## Required action
Report back every line of the entries that contains "Cost", exactly as written.

## Data provided

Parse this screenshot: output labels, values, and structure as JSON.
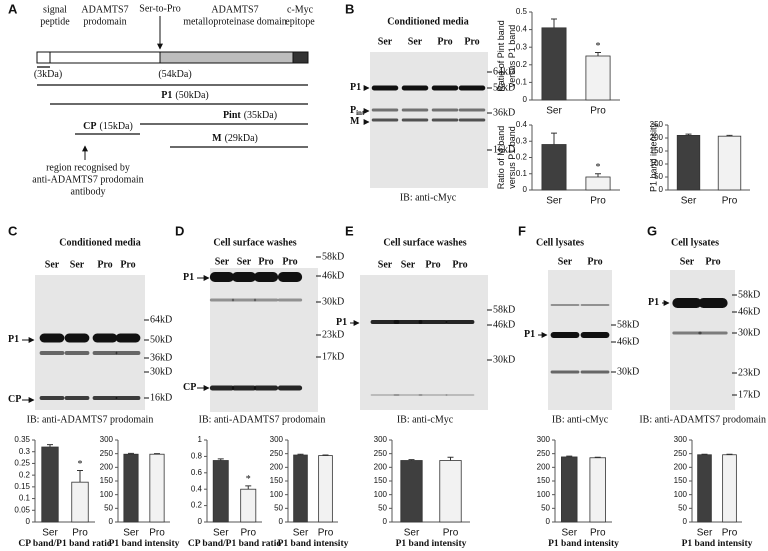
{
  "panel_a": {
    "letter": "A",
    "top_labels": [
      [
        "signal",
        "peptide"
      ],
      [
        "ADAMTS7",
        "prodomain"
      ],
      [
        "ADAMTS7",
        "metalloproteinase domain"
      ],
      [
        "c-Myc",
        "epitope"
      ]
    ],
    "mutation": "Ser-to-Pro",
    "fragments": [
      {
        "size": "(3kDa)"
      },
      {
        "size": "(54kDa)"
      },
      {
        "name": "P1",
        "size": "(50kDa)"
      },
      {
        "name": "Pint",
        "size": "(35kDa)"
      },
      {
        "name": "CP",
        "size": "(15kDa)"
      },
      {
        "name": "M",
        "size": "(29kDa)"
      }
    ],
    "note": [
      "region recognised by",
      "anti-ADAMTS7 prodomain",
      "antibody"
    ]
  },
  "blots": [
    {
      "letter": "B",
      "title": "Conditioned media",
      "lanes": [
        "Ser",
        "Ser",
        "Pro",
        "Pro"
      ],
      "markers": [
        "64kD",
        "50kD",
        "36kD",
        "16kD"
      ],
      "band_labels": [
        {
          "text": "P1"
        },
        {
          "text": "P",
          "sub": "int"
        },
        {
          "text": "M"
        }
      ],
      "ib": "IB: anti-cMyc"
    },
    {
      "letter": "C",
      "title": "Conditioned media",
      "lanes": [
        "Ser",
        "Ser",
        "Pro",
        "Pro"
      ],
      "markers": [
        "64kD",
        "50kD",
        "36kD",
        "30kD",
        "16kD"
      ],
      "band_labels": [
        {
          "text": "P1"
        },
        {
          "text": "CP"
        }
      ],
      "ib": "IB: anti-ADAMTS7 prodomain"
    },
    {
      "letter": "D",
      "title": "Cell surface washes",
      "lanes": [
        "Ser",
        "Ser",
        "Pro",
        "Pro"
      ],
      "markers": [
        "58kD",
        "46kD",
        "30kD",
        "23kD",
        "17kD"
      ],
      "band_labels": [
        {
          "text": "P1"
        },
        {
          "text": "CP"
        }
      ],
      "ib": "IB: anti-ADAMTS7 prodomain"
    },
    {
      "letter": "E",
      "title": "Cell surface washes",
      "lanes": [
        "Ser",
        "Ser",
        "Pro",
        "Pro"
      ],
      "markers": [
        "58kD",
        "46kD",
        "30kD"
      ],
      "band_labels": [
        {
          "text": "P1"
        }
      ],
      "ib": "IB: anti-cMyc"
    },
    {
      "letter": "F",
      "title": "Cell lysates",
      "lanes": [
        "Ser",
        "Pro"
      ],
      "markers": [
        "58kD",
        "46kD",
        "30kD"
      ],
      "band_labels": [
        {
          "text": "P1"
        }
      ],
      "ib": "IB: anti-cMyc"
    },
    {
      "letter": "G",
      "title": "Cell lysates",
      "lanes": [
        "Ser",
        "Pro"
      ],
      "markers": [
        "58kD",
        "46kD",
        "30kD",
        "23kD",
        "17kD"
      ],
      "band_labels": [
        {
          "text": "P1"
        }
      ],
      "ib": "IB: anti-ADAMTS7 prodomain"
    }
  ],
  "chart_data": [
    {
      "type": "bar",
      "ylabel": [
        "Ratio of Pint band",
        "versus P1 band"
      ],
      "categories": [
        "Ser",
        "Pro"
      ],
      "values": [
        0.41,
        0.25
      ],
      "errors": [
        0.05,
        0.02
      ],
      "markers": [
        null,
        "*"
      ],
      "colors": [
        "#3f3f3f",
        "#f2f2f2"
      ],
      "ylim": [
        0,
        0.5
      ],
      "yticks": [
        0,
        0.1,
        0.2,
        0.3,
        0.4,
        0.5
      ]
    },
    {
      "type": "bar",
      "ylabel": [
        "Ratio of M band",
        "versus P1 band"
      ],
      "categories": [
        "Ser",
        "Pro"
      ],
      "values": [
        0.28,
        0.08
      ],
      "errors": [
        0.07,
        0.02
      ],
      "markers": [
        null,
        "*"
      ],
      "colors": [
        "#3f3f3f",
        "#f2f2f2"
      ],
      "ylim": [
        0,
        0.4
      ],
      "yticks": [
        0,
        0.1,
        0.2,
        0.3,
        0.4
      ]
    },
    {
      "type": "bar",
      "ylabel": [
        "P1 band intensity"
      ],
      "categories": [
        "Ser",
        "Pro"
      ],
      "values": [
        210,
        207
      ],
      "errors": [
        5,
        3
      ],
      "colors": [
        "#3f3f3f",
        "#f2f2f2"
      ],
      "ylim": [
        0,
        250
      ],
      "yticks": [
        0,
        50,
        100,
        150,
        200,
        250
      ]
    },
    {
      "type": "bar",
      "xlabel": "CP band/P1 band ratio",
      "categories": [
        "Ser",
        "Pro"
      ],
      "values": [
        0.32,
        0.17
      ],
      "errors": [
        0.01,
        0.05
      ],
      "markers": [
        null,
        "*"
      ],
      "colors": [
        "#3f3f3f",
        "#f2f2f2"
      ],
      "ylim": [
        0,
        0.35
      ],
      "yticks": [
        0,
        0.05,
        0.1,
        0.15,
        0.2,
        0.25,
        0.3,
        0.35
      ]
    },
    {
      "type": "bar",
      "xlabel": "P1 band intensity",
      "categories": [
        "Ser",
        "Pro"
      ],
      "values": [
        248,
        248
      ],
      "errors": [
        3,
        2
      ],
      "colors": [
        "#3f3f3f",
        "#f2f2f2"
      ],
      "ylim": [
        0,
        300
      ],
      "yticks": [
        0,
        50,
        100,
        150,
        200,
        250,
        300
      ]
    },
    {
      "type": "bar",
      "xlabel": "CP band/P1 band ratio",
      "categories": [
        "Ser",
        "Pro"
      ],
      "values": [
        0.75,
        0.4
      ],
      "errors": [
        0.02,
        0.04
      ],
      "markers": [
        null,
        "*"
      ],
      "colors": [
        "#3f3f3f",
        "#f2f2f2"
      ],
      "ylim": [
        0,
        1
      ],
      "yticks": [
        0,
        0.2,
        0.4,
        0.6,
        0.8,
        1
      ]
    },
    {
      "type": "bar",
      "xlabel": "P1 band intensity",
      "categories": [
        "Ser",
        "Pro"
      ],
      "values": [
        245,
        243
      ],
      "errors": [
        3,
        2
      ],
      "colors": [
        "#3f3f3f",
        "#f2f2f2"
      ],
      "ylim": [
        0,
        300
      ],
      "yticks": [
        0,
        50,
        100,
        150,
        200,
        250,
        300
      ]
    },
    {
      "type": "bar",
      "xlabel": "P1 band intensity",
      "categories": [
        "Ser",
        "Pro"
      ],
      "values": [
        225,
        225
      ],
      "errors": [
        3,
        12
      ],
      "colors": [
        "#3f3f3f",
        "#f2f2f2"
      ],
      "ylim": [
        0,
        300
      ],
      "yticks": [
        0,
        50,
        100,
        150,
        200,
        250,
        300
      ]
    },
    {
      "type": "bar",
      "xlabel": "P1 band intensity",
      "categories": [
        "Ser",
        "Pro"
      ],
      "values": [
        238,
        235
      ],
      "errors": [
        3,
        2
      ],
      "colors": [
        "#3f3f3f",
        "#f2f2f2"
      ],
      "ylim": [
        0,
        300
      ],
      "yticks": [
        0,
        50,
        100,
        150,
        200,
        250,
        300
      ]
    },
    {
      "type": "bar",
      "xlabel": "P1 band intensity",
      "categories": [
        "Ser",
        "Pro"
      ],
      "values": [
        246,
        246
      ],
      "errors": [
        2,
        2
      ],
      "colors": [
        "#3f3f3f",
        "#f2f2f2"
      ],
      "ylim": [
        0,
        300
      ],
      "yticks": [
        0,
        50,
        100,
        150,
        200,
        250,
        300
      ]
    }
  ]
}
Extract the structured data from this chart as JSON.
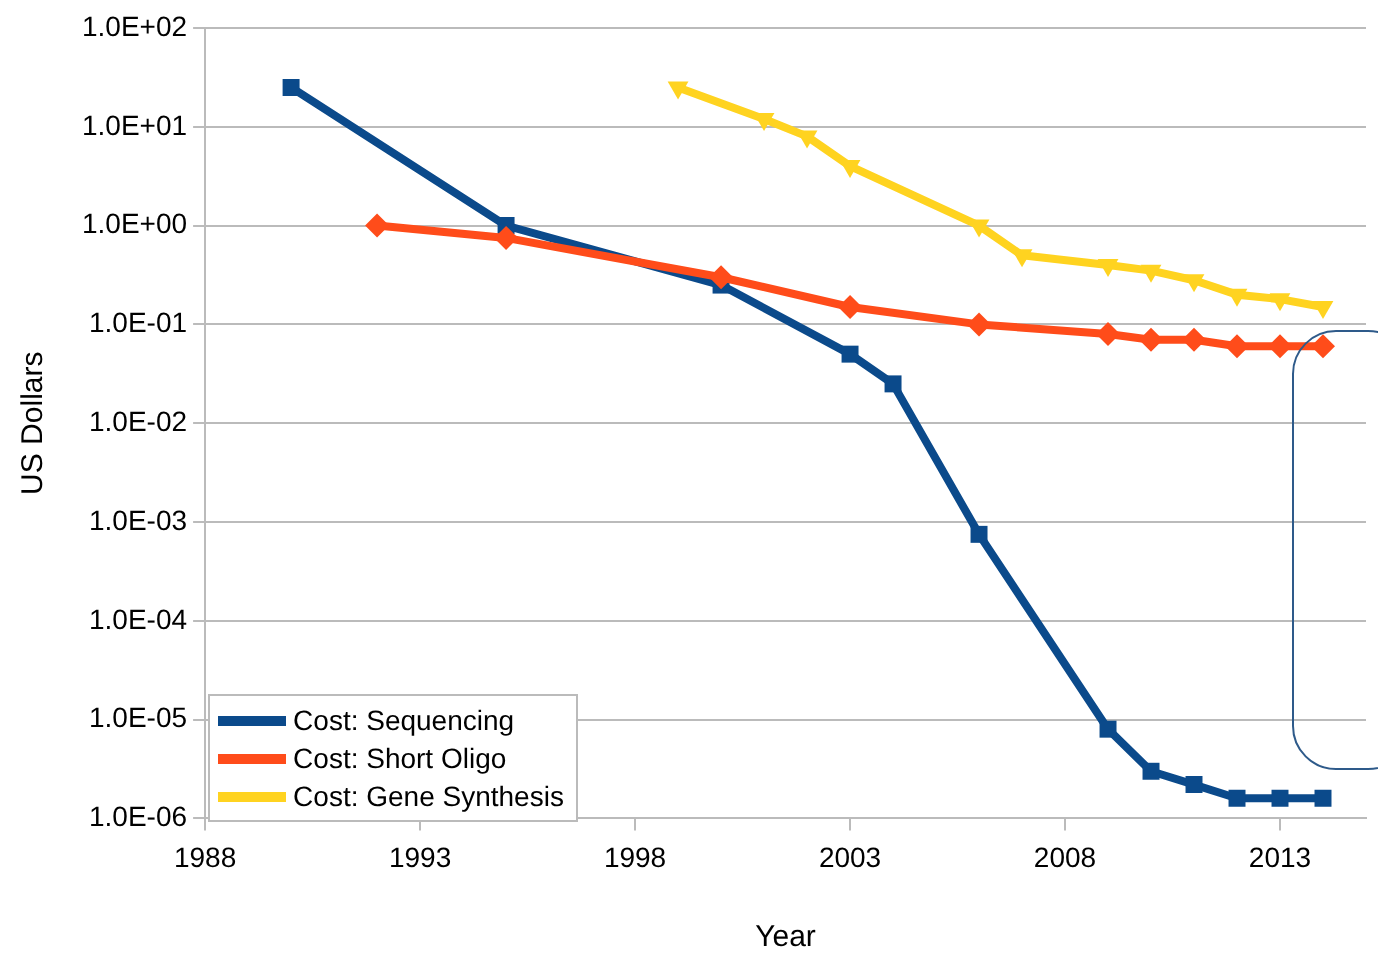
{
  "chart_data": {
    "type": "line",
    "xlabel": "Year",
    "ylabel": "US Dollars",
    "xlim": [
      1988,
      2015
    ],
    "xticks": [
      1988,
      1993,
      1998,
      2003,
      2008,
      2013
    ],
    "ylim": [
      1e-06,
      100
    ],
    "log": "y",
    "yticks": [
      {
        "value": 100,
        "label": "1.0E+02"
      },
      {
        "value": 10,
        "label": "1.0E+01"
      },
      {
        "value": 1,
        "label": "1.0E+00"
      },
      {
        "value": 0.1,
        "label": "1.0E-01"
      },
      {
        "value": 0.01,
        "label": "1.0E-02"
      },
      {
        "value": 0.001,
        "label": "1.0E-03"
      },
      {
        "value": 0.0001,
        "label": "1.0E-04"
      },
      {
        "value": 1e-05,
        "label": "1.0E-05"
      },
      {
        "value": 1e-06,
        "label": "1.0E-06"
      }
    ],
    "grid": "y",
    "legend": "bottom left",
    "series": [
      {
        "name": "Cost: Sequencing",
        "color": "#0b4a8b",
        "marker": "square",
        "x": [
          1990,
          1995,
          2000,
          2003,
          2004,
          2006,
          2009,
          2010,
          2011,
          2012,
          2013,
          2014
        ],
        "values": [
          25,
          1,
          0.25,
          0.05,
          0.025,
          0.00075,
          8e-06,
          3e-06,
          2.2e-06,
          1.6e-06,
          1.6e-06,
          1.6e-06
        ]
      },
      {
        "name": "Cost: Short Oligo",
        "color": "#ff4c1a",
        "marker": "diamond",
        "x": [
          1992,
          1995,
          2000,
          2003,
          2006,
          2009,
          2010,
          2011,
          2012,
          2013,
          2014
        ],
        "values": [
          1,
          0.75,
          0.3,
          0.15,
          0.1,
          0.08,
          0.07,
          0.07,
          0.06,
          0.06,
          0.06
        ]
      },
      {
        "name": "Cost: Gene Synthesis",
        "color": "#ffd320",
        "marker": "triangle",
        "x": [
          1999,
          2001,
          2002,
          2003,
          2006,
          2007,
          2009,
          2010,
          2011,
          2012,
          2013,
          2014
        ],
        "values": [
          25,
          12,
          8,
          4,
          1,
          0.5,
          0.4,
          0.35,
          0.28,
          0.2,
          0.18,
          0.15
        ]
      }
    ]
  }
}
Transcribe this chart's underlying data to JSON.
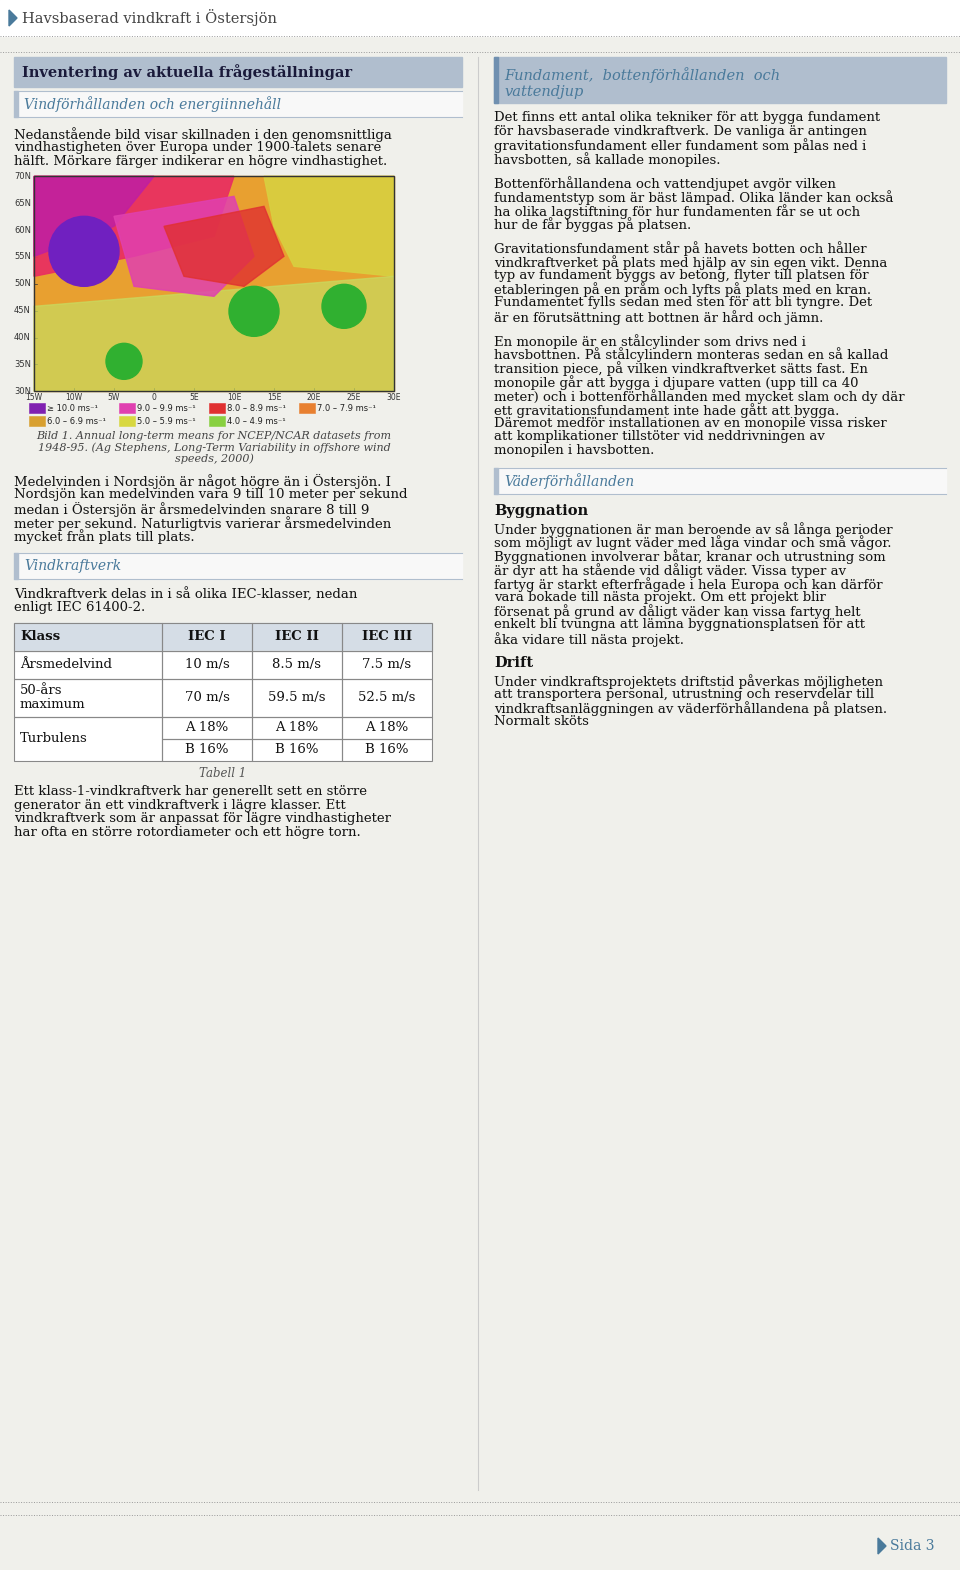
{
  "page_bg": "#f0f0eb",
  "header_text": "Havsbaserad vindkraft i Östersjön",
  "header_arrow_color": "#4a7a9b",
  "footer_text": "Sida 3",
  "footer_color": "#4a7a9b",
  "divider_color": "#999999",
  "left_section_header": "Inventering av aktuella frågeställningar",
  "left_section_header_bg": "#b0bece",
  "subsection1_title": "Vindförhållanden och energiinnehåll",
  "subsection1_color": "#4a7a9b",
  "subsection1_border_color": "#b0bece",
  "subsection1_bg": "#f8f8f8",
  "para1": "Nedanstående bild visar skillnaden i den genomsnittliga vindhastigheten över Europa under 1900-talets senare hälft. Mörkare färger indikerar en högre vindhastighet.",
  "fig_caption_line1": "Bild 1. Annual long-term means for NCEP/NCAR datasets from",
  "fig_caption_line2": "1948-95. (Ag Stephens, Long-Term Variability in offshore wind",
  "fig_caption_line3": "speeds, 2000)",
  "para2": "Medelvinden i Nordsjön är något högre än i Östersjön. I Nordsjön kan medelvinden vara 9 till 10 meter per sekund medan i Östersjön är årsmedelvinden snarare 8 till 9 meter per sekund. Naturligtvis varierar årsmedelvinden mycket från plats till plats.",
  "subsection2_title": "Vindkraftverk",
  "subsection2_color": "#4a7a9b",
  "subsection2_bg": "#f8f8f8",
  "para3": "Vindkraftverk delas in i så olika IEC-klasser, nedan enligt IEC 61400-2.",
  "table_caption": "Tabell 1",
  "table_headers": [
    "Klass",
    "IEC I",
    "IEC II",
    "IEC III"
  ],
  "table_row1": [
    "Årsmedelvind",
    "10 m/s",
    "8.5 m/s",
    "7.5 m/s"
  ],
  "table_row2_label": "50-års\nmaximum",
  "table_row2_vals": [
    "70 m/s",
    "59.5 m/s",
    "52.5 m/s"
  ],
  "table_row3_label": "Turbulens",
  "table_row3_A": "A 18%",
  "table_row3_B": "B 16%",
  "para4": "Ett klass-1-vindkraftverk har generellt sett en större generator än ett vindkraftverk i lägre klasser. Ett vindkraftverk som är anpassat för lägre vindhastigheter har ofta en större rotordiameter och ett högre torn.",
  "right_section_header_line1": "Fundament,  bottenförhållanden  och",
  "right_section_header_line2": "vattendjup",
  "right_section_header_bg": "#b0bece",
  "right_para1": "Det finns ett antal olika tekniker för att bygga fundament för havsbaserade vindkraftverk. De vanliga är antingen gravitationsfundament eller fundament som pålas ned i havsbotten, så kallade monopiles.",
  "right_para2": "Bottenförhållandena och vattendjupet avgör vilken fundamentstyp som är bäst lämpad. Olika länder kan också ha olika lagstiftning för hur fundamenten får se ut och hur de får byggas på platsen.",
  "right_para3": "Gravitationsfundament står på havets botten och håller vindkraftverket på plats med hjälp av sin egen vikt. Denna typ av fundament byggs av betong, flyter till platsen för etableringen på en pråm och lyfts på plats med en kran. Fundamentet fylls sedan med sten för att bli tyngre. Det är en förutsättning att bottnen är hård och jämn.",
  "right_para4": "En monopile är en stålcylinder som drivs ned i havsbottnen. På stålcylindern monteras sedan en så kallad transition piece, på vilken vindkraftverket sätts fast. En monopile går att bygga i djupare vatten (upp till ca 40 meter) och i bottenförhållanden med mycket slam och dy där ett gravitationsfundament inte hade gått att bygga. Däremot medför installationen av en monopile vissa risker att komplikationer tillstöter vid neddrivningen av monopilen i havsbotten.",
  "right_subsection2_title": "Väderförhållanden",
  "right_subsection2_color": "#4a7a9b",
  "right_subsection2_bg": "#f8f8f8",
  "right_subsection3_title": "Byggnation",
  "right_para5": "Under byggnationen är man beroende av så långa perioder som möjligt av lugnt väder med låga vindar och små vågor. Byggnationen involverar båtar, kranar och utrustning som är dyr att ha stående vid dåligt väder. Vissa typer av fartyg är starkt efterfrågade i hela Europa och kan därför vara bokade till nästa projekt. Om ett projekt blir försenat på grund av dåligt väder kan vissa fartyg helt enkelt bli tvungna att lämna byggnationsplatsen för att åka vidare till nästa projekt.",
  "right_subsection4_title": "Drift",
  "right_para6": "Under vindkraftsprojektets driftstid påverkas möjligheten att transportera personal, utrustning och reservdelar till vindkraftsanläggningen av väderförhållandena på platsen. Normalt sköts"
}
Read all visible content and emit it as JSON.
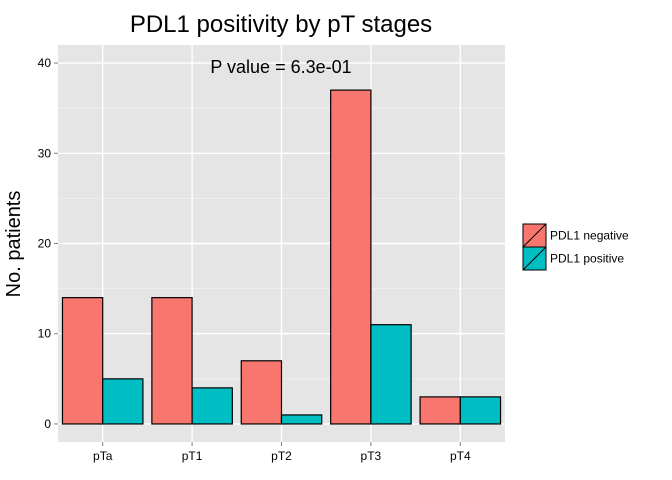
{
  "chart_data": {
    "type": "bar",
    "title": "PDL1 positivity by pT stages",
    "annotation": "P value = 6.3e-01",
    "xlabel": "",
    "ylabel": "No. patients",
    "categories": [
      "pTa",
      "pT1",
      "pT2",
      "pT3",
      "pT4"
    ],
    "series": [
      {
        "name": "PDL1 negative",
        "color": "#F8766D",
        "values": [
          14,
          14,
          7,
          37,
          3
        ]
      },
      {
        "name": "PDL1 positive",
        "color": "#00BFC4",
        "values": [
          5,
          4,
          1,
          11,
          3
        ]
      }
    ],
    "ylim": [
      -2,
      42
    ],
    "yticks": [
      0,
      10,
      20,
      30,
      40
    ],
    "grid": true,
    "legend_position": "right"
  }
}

## Output for this exercise
        "name": "Cost: Sequencing",
        "name": "Cost: Short Oligo",
        "name": "Cost: Gene Synthesis",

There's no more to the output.